[Task brief]:
Omit all images. Write out the rest of the material exactly.

(Stored entries)
☆ ☆ ☆
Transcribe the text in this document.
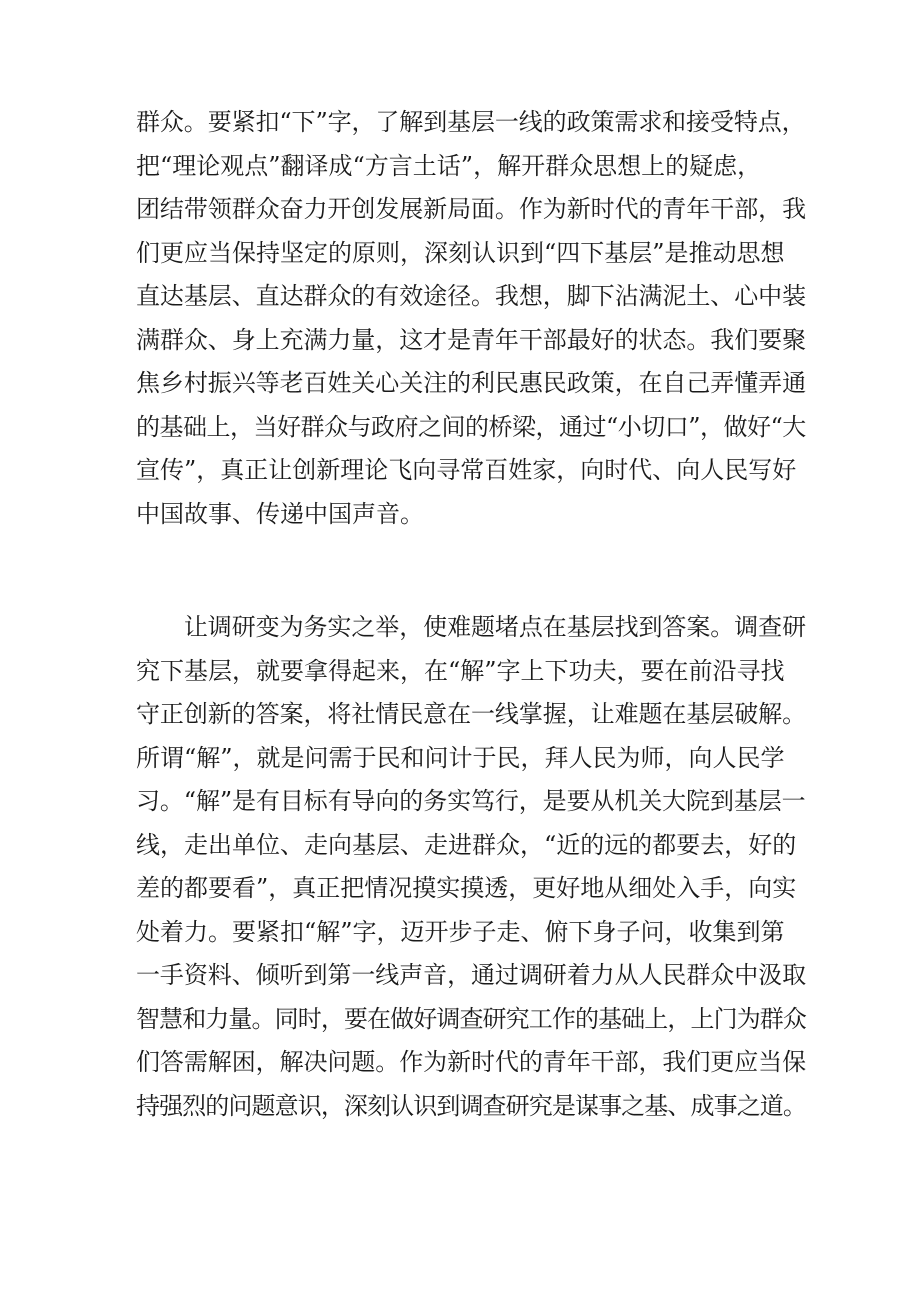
群众。要紧扣“下”字，了解到基层一线的政策需求和接受特点，
把“理论观点”翻译成“方言土话”，解开群众思想上的疑虑，
团结带领群众奋力开创发展新局面。作为新时代的青年干部，我
们更应当保持坚定的原则，深刻认识到“四下基层”是推动思想
直达基层、直达群众的有效途径。我想，脚下沾满泥土、心中装
满群众、身上充满力量，这才是青年干部最好的状态。我们要聚
焦乡村振兴等老百姓关心关注的利民惠民政策，在自己弄懂弄通
的基础上，当好群众与政府之间的桥梁，通过“小切口”，做好“大
宣传”，真正让创新理论飞向寻常百姓家，向时代、向人民写好
中国故事、传递中国声音。
　　让调研变为务实之举，使难题堵点在基层找到答案。调查研
究下基层，就要拿得起来，在“解”字上下功夫，要在前沿寻找
守正创新的答案，将社情民意在一线掌握，让难题在基层破解。
所谓“解”，就是问需于民和问计于民，拜人民为师，向人民学
习。“解”是有目标有导向的务实笃行，是要从机关大院到基层一
线，走出单位、走向基层、走进群众，“近的远的都要去，好的
差的都要看”，真正把情况摸实摸透，更好地从细处入手，向实
处着力。要紧扣“解”字，迈开步子走、俯下身子问，收集到第
一手资料、倾听到第一线声音，通过调研着力从人民群众中汲取
智慧和力量。同时，要在做好调查研究工作的基础上，上门为群众
们答需解困，解决问题。作为新时代的青年干部，我们更应当保
持强烈的问题意识，深刻认识到调查研究是谋事之基、成事之道。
☆ ☆ ☆
[Full output]:
Transcribe the text in this document.
群众。要紧扣“下”字，了解到基层一线的政策需求和接受特点，
把“理论观点”翻译成“方言土话”，解开群众思想上的疑虑，
团结带领群众奋力开创发展新局面。作为新时代的青年干部，我
们更应当保持坚定的原则，深刻认识到“四下基层”是推动思想
直达基层、直达群众的有效途径。我想，脚下沾满泥土、心中装
满群众、身上充满力量，这才是青年干部最好的状态。我们要聚
焦乡村振兴等老百姓关心关注的利民惠民政策，在自己弄懂弄通
的基础上，当好群众与政府之间的桥梁，通过“小切口”，做好“大
宣传”，真正让创新理论飞向寻常百姓家，向时代、向人民写好
中国故事、传递中国声音。
　　让调研变为务实之举，使难题堵点在基层找到答案。调查研
究下基层，就要拿得起来，在“解”字上下功夫，要在前沿寻找
守正创新的答案，将社情民意在一线掌握，让难题在基层破解。
所谓“解”，就是问需于民和问计于民，拜人民为师，向人民学
习。“解”是有目标有导向的务实笃行，是要从机关大院到基层一
线，走出单位、走向基层、走进群众，“近的远的都要去，好的
差的都要看”，真正把情况摸实摸透，更好地从细处入手，向实
处着力。要紧扣“解”字，迈开步子走、俯下身子问，收集到第
一手资料、倾听到第一线声音，通过调研着力从人民群众中汲取
智慧和力量。同时，要在做好调查研究工作的基础上，上门为群众
们答需解困，解决问题。作为新时代的青年干部，我们更应当保
持强烈的问题意识，深刻认识到调查研究是谋事之基、成事之道。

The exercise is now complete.